--- start Information provided ---

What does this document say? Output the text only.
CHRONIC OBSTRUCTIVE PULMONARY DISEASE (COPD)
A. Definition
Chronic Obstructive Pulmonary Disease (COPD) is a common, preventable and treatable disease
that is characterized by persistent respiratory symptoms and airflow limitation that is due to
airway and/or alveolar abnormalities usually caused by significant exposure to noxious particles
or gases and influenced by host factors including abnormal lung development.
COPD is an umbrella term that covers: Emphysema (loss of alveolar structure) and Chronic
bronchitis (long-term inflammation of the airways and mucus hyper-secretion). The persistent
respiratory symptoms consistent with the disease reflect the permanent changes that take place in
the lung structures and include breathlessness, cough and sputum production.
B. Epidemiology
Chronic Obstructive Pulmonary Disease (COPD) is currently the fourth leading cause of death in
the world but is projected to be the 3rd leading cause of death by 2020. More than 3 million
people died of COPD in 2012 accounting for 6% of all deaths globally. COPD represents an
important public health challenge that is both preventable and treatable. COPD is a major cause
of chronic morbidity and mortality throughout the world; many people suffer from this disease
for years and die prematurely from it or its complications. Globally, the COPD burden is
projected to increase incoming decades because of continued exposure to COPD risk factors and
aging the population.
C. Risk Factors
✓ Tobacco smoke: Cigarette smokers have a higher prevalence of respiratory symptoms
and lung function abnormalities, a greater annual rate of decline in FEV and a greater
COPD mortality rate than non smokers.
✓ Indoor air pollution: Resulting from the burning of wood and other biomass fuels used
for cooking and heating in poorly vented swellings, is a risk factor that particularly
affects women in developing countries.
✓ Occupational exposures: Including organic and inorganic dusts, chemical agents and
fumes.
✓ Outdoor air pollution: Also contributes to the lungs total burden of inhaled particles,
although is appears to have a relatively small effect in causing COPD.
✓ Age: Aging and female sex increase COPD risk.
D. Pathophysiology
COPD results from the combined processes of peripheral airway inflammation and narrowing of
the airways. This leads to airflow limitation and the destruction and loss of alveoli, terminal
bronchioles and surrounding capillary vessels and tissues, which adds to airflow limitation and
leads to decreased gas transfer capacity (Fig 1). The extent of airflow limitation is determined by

--- end Information provided ---

→ **The exercise**
What is the number of lines above that contain "particles"? Answer with that number only.

→ **Written solution**
2